_Set problem_
Gather every line of the material below that contains the word "chinese". Case matters.

━━━━

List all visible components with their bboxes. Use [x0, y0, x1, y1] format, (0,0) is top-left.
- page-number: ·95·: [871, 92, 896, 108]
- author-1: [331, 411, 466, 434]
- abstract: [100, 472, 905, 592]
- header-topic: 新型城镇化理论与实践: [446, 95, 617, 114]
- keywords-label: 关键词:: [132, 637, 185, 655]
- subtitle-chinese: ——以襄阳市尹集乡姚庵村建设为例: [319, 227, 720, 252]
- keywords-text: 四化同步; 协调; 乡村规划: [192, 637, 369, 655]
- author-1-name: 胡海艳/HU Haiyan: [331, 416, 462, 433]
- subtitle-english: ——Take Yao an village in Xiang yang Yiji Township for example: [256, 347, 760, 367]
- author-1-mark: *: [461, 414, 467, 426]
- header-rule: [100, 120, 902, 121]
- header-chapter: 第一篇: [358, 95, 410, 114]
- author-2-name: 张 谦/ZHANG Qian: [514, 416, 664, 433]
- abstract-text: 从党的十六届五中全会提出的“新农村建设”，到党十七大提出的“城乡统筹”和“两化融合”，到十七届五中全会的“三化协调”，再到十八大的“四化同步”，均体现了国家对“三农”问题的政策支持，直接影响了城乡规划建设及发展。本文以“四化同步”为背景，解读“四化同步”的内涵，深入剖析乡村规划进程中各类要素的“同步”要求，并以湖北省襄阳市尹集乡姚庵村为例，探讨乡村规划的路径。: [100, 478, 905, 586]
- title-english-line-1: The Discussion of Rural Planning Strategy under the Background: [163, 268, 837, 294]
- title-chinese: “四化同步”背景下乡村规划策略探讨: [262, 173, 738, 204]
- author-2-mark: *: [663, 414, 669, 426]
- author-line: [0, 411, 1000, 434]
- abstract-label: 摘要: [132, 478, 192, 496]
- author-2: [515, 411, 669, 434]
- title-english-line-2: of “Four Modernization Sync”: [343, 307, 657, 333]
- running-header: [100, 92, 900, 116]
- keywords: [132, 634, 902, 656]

━━━━

_Result of this exercise_
- subtitle-chinese: ——以襄阳市尹集乡姚庵村建设为例: [319, 227, 720, 252]
- title-chinese: “四化同步”背景下乡村规划策略探讨: [262, 173, 738, 204]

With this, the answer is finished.